§ **What the task asks**
Where a line below holds the string "structured", copy that line.

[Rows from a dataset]
= = = =
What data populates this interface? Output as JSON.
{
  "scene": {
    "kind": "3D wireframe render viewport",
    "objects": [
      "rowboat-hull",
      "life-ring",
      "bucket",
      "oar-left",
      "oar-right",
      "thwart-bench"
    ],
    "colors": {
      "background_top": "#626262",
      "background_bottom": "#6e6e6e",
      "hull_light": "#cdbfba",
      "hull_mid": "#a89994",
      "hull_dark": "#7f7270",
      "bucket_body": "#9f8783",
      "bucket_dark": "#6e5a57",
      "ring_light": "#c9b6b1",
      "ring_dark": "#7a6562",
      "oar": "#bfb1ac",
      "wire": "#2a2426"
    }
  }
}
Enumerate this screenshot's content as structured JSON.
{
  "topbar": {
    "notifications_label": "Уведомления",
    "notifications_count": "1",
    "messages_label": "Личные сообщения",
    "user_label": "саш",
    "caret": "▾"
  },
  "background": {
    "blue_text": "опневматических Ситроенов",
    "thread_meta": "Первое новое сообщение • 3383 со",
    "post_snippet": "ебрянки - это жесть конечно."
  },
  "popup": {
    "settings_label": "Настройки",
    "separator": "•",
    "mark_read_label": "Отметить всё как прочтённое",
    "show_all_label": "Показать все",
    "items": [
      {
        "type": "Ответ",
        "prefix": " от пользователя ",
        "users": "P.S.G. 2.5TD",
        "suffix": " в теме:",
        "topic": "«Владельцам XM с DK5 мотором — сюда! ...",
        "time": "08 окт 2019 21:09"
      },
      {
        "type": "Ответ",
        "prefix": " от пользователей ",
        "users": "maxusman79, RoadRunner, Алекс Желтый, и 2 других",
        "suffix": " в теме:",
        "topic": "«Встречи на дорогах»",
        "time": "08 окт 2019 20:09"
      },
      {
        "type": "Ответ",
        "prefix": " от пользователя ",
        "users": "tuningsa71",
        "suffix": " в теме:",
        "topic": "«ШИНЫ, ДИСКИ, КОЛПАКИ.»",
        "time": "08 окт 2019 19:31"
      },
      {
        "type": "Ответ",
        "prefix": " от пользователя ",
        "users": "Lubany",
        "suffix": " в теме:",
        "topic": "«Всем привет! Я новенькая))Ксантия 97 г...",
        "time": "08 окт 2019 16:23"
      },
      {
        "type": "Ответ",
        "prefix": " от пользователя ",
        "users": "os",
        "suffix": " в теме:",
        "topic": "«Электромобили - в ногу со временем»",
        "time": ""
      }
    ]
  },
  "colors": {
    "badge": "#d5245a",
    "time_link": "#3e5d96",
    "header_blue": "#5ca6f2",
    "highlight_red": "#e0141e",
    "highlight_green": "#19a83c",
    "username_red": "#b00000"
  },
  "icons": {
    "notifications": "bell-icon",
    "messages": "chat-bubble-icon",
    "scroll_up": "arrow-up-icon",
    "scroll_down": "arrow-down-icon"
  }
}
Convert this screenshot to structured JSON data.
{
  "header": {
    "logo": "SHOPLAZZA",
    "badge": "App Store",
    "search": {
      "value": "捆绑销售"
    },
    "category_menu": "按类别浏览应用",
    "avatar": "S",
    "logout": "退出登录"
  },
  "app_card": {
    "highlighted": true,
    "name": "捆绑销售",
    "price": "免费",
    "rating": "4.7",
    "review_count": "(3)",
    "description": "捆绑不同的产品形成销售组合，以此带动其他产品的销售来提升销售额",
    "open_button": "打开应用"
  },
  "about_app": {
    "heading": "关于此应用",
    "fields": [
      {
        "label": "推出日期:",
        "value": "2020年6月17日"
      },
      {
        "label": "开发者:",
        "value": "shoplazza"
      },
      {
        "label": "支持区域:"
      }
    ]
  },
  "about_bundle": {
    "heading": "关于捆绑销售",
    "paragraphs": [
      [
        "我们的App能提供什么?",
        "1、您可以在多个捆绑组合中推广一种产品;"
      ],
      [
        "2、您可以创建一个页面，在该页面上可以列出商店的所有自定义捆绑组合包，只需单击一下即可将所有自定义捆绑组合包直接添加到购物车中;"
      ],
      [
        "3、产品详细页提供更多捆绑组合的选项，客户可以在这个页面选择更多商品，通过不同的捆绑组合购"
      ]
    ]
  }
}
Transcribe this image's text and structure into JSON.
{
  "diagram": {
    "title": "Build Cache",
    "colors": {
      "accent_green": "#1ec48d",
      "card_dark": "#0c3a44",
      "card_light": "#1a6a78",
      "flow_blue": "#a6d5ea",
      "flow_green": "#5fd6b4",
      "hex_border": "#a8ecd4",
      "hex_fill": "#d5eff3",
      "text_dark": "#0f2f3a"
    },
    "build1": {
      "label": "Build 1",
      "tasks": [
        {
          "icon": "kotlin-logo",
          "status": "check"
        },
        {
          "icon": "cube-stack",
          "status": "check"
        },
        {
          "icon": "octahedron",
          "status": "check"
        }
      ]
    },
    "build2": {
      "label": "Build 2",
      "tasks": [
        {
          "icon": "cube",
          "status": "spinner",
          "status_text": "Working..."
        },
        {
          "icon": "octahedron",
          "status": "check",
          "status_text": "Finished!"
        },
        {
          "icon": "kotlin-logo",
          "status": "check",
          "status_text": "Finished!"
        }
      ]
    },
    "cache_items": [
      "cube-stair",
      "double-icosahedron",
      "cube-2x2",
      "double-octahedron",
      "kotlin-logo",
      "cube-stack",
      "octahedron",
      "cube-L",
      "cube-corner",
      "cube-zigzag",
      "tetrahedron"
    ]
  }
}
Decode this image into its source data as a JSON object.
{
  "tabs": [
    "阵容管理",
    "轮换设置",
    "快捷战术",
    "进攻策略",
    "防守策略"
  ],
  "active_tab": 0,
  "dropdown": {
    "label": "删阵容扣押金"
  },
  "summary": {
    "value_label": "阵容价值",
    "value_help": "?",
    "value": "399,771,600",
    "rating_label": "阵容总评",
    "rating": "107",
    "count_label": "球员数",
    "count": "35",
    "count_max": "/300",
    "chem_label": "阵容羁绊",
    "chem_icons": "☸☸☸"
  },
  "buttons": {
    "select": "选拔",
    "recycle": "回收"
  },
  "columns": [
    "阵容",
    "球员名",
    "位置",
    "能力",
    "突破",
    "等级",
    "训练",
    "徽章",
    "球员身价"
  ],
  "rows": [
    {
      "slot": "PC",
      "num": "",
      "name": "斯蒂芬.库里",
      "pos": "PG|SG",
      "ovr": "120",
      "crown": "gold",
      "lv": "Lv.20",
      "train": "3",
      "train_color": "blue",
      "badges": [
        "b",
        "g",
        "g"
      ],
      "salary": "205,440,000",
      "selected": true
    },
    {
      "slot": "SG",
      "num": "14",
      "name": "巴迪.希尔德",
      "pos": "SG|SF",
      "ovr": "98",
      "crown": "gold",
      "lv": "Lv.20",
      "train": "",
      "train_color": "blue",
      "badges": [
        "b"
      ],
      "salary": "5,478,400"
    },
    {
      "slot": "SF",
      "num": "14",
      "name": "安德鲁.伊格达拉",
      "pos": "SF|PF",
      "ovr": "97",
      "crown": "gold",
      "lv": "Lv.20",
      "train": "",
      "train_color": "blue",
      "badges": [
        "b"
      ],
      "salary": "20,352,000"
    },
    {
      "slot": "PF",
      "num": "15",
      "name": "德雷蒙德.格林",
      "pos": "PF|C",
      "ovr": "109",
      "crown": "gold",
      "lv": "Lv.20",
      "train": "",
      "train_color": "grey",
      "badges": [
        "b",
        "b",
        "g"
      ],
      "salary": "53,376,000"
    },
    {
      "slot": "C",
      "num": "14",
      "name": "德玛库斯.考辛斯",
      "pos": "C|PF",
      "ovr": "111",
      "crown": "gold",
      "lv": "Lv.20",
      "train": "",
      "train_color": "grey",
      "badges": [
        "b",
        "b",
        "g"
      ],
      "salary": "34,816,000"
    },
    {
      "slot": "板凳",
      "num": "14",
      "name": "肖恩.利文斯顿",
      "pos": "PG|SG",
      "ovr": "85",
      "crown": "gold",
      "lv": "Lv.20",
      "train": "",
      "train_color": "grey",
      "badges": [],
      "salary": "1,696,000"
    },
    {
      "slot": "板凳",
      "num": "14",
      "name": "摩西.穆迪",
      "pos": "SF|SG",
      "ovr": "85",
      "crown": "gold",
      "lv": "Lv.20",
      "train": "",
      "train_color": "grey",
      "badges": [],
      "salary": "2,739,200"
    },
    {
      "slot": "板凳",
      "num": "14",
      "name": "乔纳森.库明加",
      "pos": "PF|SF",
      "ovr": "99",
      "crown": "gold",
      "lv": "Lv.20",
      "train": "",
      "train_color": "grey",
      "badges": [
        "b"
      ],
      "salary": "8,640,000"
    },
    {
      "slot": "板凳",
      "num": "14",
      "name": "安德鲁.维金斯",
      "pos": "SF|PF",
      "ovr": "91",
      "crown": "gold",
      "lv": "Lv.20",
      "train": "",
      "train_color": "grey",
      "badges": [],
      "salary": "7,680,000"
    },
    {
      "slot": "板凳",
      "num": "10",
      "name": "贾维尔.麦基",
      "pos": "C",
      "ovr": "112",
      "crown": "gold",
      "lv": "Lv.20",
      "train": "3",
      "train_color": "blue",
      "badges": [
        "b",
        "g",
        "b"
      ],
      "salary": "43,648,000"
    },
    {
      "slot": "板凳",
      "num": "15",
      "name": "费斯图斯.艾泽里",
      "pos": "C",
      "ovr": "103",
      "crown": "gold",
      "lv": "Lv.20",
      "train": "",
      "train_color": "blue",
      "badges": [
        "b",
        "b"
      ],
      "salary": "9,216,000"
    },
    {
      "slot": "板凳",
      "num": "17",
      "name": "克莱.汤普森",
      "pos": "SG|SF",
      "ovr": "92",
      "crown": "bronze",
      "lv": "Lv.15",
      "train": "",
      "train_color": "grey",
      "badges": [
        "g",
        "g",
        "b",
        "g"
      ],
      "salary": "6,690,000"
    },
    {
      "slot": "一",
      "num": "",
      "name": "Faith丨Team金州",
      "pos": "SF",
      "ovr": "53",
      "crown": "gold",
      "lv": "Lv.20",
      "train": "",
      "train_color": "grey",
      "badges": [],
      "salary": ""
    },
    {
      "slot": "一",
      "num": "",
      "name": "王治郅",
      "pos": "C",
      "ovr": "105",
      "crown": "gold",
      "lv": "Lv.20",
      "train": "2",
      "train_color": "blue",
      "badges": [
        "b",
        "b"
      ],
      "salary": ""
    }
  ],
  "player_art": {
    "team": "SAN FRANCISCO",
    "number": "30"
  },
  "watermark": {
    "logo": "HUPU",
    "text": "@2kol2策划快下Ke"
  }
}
= = = =
§ **Output**
Enumerate this screenshot's content as structured JSON.
Convert this screenshot to structured JSON data.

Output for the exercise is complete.